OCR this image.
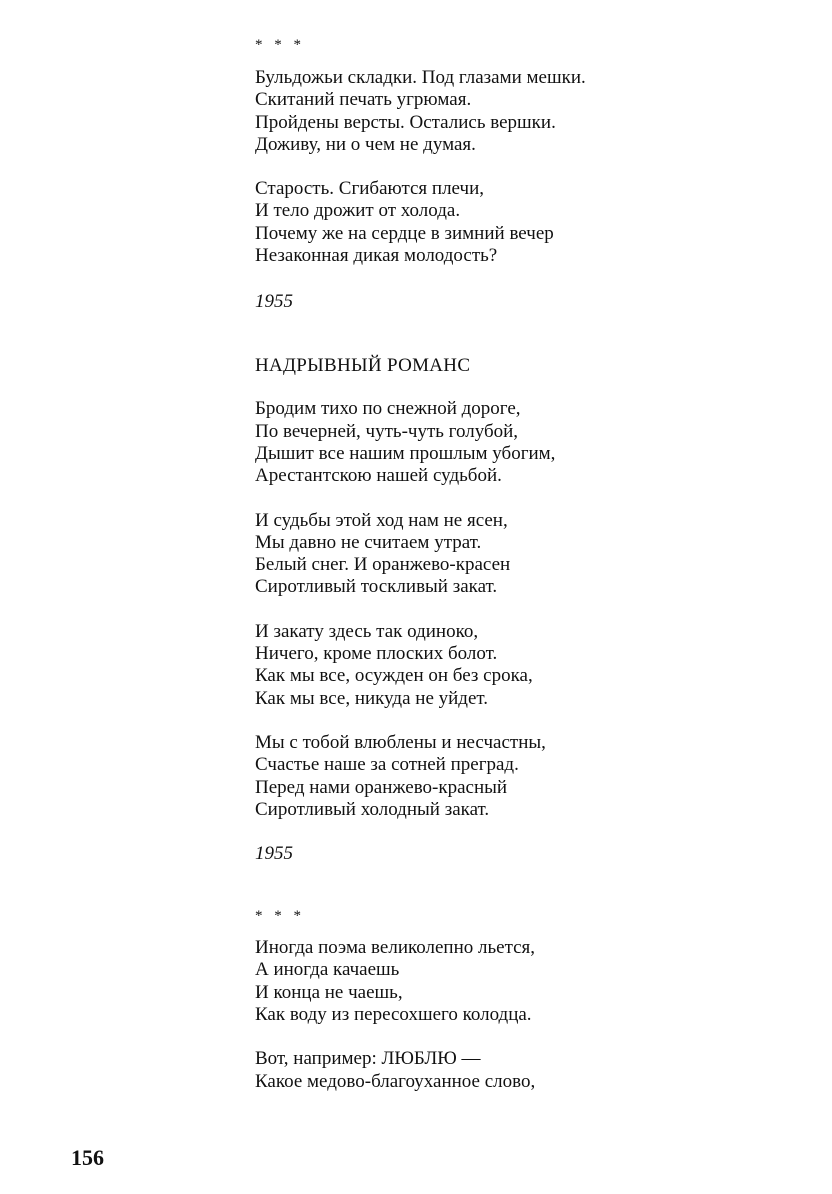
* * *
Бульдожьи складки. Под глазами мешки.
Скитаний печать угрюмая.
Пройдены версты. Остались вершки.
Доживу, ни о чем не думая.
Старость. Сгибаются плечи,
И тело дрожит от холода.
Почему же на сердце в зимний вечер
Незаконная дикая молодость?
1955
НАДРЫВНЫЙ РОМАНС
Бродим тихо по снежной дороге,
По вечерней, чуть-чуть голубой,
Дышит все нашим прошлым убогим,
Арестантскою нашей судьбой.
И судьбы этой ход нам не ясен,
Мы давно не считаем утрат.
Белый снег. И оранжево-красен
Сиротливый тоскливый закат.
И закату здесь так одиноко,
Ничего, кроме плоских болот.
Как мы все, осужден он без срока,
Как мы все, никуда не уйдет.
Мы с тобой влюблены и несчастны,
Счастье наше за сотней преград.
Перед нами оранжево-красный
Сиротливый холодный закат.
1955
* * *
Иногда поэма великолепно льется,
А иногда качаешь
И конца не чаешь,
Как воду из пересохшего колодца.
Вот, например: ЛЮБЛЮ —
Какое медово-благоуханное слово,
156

- [CHALLENGE]: Reproduce each entry precisely, dropping only the pictures.

- [FULL OUTPUT]:
OCR this image.
* * *
Бульдожьи складки. Под глазами мешки.
Скитаний печать угрюмая.
Пройдены версты. Остались вершки.
Доживу, ни о чем не думая.
Старость. Сгибаются плечи,
И тело дрожит от холода.
Почему же на сердце в зимний вечер
Незаконная дикая молодость?
1955
НАДРЫВНЫЙ РОМАНС
Бродим тихо по снежной дороге,
По вечерней, чуть-чуть голубой,
Дышит все нашим прошлым убогим,
Арестантскою нашей судьбой.
И судьбы этой ход нам не ясен,
Мы давно не считаем утрат.
Белый снег. И оранжево-красен
Сиротливый тоскливый закат.
И закату здесь так одиноко,
Ничего, кроме плоских болот.
Как мы все, осужден он без срока,
Как мы все, никуда не уйдет.
Мы с тобой влюблены и несчастны,
Счастье наше за сотней преград.
Перед нами оранжево-красный
Сиротливый холодный закат.
1955
* * *
Иногда поэма великолепно льется,
А иногда качаешь
И конца не чаешь,
Как воду из пересохшего колодца.
Вот, например: ЛЮБЛЮ —
Какое медово-благоуханное слово,
156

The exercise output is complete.